--- start Supplied records ---

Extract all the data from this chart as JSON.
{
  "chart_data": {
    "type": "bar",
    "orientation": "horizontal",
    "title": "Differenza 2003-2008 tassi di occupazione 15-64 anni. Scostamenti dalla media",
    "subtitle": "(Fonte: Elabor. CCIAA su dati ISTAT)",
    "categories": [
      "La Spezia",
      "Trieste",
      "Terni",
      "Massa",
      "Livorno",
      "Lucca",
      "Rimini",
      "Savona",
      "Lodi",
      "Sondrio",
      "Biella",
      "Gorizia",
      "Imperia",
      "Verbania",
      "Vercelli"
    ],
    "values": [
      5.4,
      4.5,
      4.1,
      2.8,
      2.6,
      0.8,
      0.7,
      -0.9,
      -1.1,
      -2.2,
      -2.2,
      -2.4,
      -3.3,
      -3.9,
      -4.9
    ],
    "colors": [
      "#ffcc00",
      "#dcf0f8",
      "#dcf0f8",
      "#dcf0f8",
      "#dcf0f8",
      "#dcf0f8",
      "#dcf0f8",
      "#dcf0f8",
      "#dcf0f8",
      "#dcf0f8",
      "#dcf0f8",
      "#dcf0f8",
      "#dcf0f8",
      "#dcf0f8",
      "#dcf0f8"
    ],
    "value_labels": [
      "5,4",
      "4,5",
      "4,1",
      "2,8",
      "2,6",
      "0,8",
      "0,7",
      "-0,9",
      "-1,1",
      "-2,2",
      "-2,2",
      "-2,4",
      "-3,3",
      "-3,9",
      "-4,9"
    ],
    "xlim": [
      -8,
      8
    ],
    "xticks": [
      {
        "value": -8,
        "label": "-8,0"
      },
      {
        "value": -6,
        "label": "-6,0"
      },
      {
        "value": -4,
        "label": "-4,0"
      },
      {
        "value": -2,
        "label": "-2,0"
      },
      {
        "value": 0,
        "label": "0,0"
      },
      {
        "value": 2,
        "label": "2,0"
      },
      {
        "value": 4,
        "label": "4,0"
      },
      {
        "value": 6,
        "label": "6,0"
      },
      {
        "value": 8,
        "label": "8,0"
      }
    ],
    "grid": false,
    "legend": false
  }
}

--- end Supplied records ---

### Required task:
Write out all the lines again, exactly as they are.

### Solution to this problem:
Extract all the data from this chart as JSON.
{
  "chart_data": {
    "type": "bar",
    "orientation": "horizontal",
    "title": "Differenza 2003-2008 tassi di occupazione 15-64 anni. Scostamenti dalla media",
    "subtitle": "(Fonte: Elabor. CCIAA su dati ISTAT)",
    "categories": [
      "La Spezia",
      "Trieste",
      "Terni",
      "Massa",
      "Livorno",
      "Lucca",
      "Rimini",
      "Savona",
      "Lodi",
      "Sondrio",
      "Biella",
      "Gorizia",
      "Imperia",
      "Verbania",
      "Vercelli"
    ],
    "values": [
      5.4,
      4.5,
      4.1,
      2.8,
      2.6,
      0.8,
      0.7,
      -0.9,
      -1.1,
      -2.2,
      -2.2,
      -2.4,
      -3.3,
      -3.9,
      -4.9
    ],
    "colors": [
      "#ffcc00",
      "#dcf0f8",
      "#dcf0f8",
      "#dcf0f8",
      "#dcf0f8",
      "#dcf0f8",
      "#dcf0f8",
      "#dcf0f8",
      "#dcf0f8",
      "#dcf0f8",
      "#dcf0f8",
      "#dcf0f8",
      "#dcf0f8",
      "#dcf0f8",
      "#dcf0f8"
    ],
    "value_labels": [
      "5,4",
      "4,5",
      "4,1",
      "2,8",
      "2,6",
      "0,8",
      "0,7",
      "-0,9",
      "-1,1",
      "-2,2",
      "-2,2",
      "-2,4",
      "-3,3",
      "-3,9",
      "-4,9"
    ],
    "xlim": [
      -8,
      8
    ],
    "xticks": [
      {
        "value": -8,
        "label": "-8,0"
      },
      {
        "value": -6,
        "label": "-6,0"
      },
      {
        "value": -4,
        "label": "-4,0"
      },
      {
        "value": -2,
        "label": "-2,0"
      },
      {
        "value": 0,
        "label": "0,0"
      },
      {
        "value": 2,
        "label": "2,0"
      },
      {
        "value": 4,
        "label": "4,0"
      },
      {
        "value": 6,
        "label": "6,0"
      },
      {
        "value": 8,
        "label": "8,0"
      }
    ],
    "grid": false,
    "legend": false
  }
}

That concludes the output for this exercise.